WRITTEN INSTRUCTION:
Drop the pictures, then extract the listing word for word.

━━━ PROVIDED INFORMATION ━━━

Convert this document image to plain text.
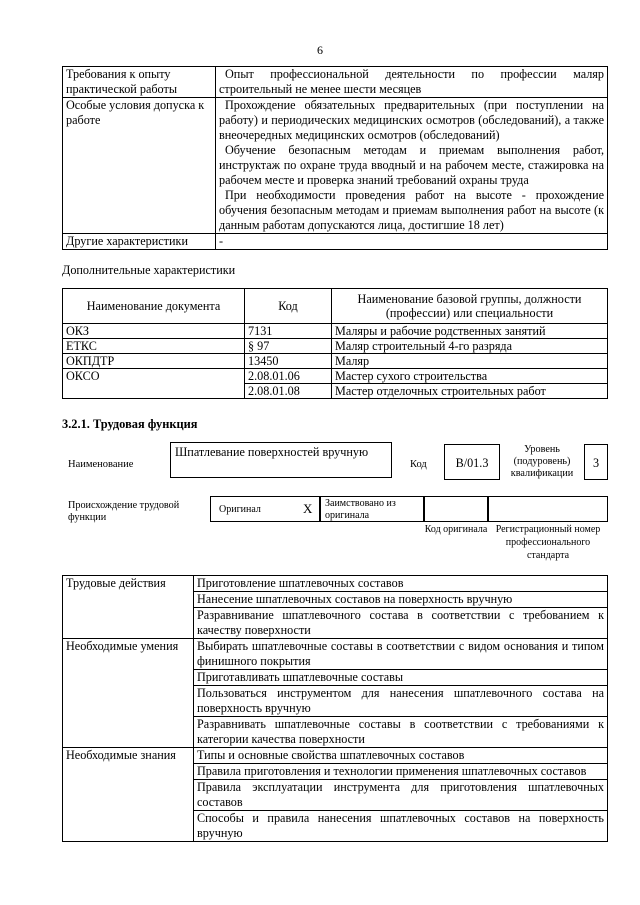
6
Требования к опыту практической работы	Опыт профессиональной деятельности по профессии маляр строительный не менее шести месяцев

Особые условия допуска к работе	Прохождение обязательных предварительных (при поступлении на работу) и периодических медицинских осмотров (обследований), а также внеочередных медицинских осмотров (обследований)
Обучение безопасным методам и приемам выполнения работ, инструктаж по охране труда вводный и на рабочем месте, стажировка на рабочем месте и проверка знаний требований охраны труда
При необходимости проведения работ на высоте - прохождение обучения безопасным методам и приемам выполнения работ на высоте (к данным работам допускаются лица, достигшие 18 лет)

Другие характеристики	-
Дополнительные характеристики
Наименование документа	Код	Наименование базовой группы, должности (профессии) или специальности
ОКЗ	7131	Маляры и рабочие родственных занятий
ЕТКС	§ 97	Маляр строительный 4-го разряда
ОКПДТР	13450	Маляр
ОКСО	2.08.01.06	Мастер сухого строительства
	2.08.01.08	Мастер отделочных строительных работ
3.2.1. Трудовая функция
Наименование
Шпатлевание поверхностей вручную
Код	В/01.3
Уровень (подуровень) квалификации
3
Происхождение трудовой функции
Оригинал	X	Заимствовано из оригинала
Код оригинала Регистрационный номер профессионального стандарта
Трудовые действия	Приготовление шпатлевочных составов
	Нанесение шпатлевочных составов на поверхность вручную
	Разравнивание шпатлевочного состава в соответствии с требованием к качеству поверхности
Необходимые умения	Выбирать шпатлевочные составы в соответствии с видом основания и типом финишного покрытия
	Приготавливать шпатлевочные составы
	Пользоваться инструментом для нанесения шпатлевочного состава на поверхность вручную
	Разравнивать шпатлевочные составы в соответствии с требованиями к категории качества поверхности
Необходимые знания	Типы и основные свойства шпатлевочных составов
	Правила приготовления и технологии применения шпатлевочных составов
	Правила эксплуатации инструмента для приготовления шпатлевочных составов
	Способы и правила нанесения шпатлевочных составов на поверхность вручную
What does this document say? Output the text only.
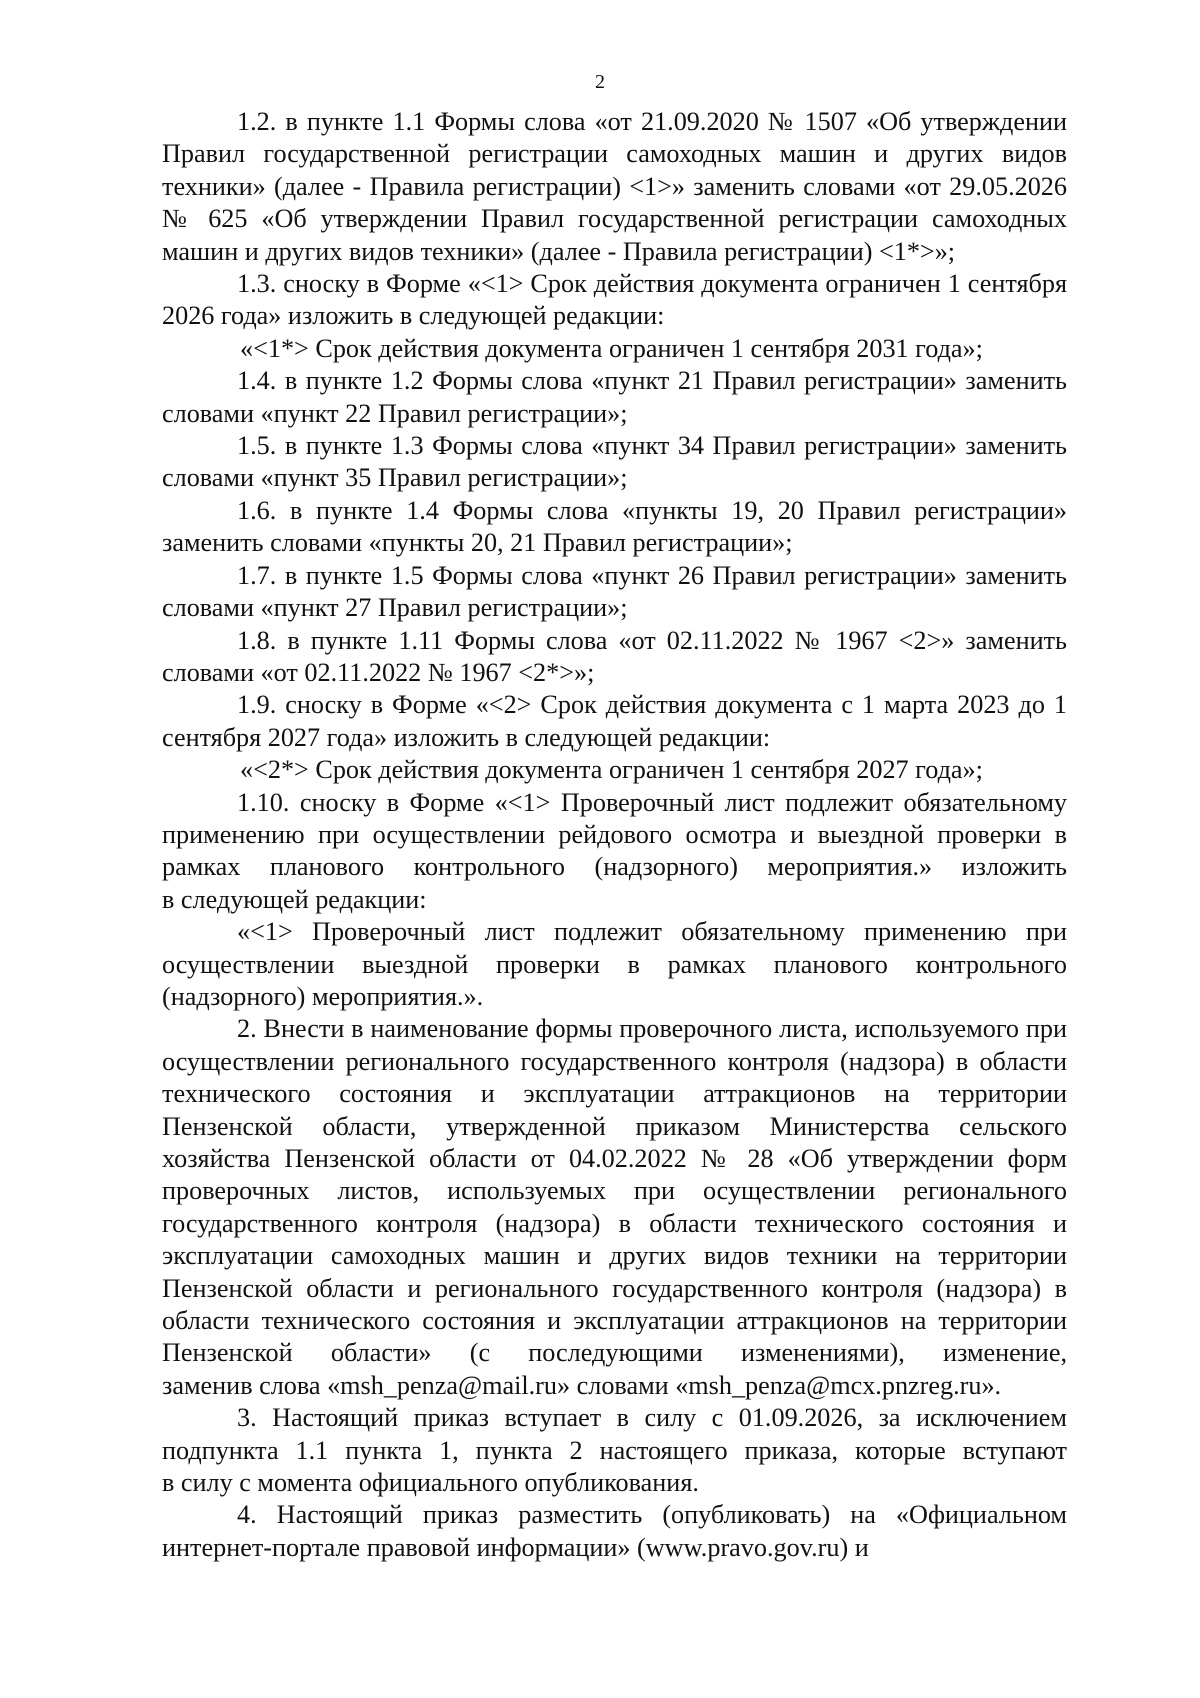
2
1.2. в пункте 1.1 Формы слова «от 21.09.2020 № 1507 «Об утверждении
Правил государственной регистрации самоходных машин и других видов
техники» (далее - Правила регистрации) <1>» заменить словами «от 29.05.2026
№ 625 «Об утверждении Правил государственной регистрации самоходных
машин и других видов техники» (далее - Правила регистрации) <1*>»;
1.3. сноску в Форме «<1> Срок действия документа ограничен 1 сентября
2026 года» изложить в следующей редакции:
«<1*> Срок действия документа ограничен 1 сентября 2031 года»;
1.4. в пункте 1.2 Формы слова «пункт 21 Правил регистрации» заменить
словами «пункт 22 Правил регистрации»;
1.5. в пункте 1.3 Формы слова «пункт 34 Правил регистрации» заменить
словами «пункт 35 Правил регистрации»;
1.6. в пункте 1.4 Формы слова «пункты 19, 20 Правил регистрации»
заменить словами «пункты 20, 21 Правил регистрации»;
1.7. в пункте 1.5 Формы слова «пункт 26 Правил регистрации» заменить
словами «пункт 27 Правил регистрации»;
1.8. в пункте 1.11 Формы слова «от 02.11.2022 № 1967 <2>» заменить
словами «от 02.11.2022 № 1967 <2*>»;
1.9. сноску в Форме «<2> Срок действия документа с 1 марта 2023 до 1
сентября 2027 года» изложить в следующей редакции:
«<2*> Срок действия документа ограничен 1 сентября 2027 года»;
1.10. сноску в Форме «<1> Проверочный лист подлежит обязательному
применению при осуществлении рейдового осмотра и выездной проверки в
рамках планового контрольного (надзорного) мероприятия.» изложить
в следующей редакции:
«<1> Проверочный лист подлежит обязательному применению при
осуществлении выездной проверки в рамках планового контрольного
(надзорного) мероприятия.».
2. Внести в наименование формы проверочного листа, используемого при
осуществлении регионального государственного контроля (надзора) в области
технического состояния и эксплуатации аттракционов на территории
Пензенской области, утвержденной приказом Министерства сельского
хозяйства Пензенской области от 04.02.2022 № 28 «Об утверждении форм
проверочных листов, используемых при осуществлении регионального
государственного контроля (надзора) в области технического состояния и
эксплуатации самоходных машин и других видов техники на территории
Пензенской области и регионального государственного контроля (надзора) в
области технического состояния и эксплуатации аттракционов на территории
Пензенской области» (с последующими изменениями), изменение,
заменив слова «msh_penza@mail.ru» словами «msh_penza@mcx.pnzreg.ru».
3. Настоящий приказ вступает в силу с 01.09.2026, за исключением
подпункта 1.1 пункта 1, пункта 2 настоящего приказа, которые вступают
в силу с момента официального опубликования.
4. Настоящий приказ разместить (опубликовать) на «Официальном
интернет-портале правовой информации» (www.pravo.gov.ru) и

━━━

ANSWER TO THIS EXERCISE:
Convert this document image to plain text.
6
Требования к опыту практической работы	Опыт профессиональной деятельности по профессии маляр строительный не менее шести месяцев

Особые условия допуска к работе	Прохождение обязательных предварительных (при поступлении на работу) и периодических медицинских осмотров (обследований), а также внеочередных медицинских осмотров (обследований)
Обучение безопасным методам и приемам выполнения работ, инструктаж по охране труда вводный и на рабочем месте, стажировка на рабочем месте и проверка знаний требований охраны труда
При необходимости проведения работ на высоте - прохождение обучения безопасным методам и приемам выполнения работ на высоте (к данным работам допускаются лица, достигшие 18 лет)

Другие характеристики	-
Дополнительные характеристики
Наименование документа	Код	Наименование базовой группы, должности (профессии) или специальности
ОКЗ	7131	Маляры и рабочие родственных занятий
ЕТКС	§ 97	Маляр строительный 4-го разряда
ОКПДТР	13450	Маляр
ОКСО	2.08.01.06	Мастер сухого строительства
	2.08.01.08	Мастер отделочных строительных работ
3.2.1. Трудовая функция
Наименование
Шпатлевание поверхностей вручную
Код	В/01.3
Уровень (подуровень) квалификации
3
Происхождение трудовой функции
Оригинал	X	Заимствовано из оригинала
Код оригинала Регистрационный номер профессионального стандарта
Трудовые действия	Приготовление шпатлевочных составов
	Нанесение шпатлевочных составов на поверхность вручную
	Разравнивание шпатлевочного состава в соответствии с требованием к качеству поверхности
Необходимые умения	Выбирать шпатлевочные составы в соответствии с видом основания и типом финишного покрытия
	Приготавливать шпатлевочные составы
	Пользоваться инструментом для нанесения шпатлевочного состава на поверхность вручную
	Разравнивать шпатлевочные составы в соответствии с требованиями к категории качества поверхности
Необходимые знания	Типы и основные свойства шпатлевочных составов
	Правила приготовления и технологии применения шпатлевочных составов
	Правила эксплуатации инструмента для приготовления шпатлевочных составов
	Способы и правила нанесения шпатлевочных составов на поверхность вручную
What does this document say? Output the text only.
2
1.2. в пункте 1.1 Формы слова «от 21.09.2020 № 1507 «Об утверждении
Правил государственной регистрации самоходных машин и других видов
техники» (далее - Правила регистрации) <1>» заменить словами «от 29.05.2026
№ 625 «Об утверждении Правил государственной регистрации самоходных
машин и других видов техники» (далее - Правила регистрации) <1*>»;
1.3. сноску в Форме «<1> Срок действия документа ограничен 1 сентября
2026 года» изложить в следующей редакции:
«<1*> Срок действия документа ограничен 1 сентября 2031 года»;
1.4. в пункте 1.2 Формы слова «пункт 21 Правил регистрации» заменить
словами «пункт 22 Правил регистрации»;
1.5. в пункте 1.3 Формы слова «пункт 34 Правил регистрации» заменить
словами «пункт 35 Правил регистрации»;
1.6. в пункте 1.4 Формы слова «пункты 19, 20 Правил регистрации»
заменить словами «пункты 20, 21 Правил регистрации»;
1.7. в пункте 1.5 Формы слова «пункт 26 Правил регистрации» заменить
словами «пункт 27 Правил регистрации»;
1.8. в пункте 1.11 Формы слова «от 02.11.2022 № 1967 <2>» заменить
словами «от 02.11.2022 № 1967 <2*>»;
1.9. сноску в Форме «<2> Срок действия документа с 1 марта 2023 до 1
сентября 2027 года» изложить в следующей редакции:
«<2*> Срок действия документа ограничен 1 сентября 2027 года»;
1.10. сноску в Форме «<1> Проверочный лист подлежит обязательному
применению при осуществлении рейдового осмотра и выездной проверки в
рамках планового контрольного (надзорного) мероприятия.» изложить
в следующей редакции:
«<1> Проверочный лист подлежит обязательному применению при
осуществлении выездной проверки в рамках планового контрольного
(надзорного) мероприятия.».
2. Внести в наименование формы проверочного листа, используемого при
осуществлении регионального государственного контроля (надзора) в области
технического состояния и эксплуатации аттракционов на территории
Пензенской области, утвержденной приказом Министерства сельского
хозяйства Пензенской области от 04.02.2022 № 28 «Об утверждении форм
проверочных листов, используемых при осуществлении регионального
государственного контроля (надзора) в области технического состояния и
эксплуатации самоходных машин и других видов техники на территории
Пензенской области и регионального государственного контроля (надзора) в
области технического состояния и эксплуатации аттракционов на территории
Пензенской области» (с последующими изменениями), изменение,
заменив слова «msh_penza@mail.ru» словами «msh_penza@mcx.pnzreg.ru».
3. Настоящий приказ вступает в силу с 01.09.2026, за исключением
подпункта 1.1 пункта 1, пункта 2 настоящего приказа, которые вступают
в силу с момента официального опубликования.
4. Настоящий приказ разместить (опубликовать) на «Официальном
интернет-портале правовой информации» (www.pravo.gov.ru) и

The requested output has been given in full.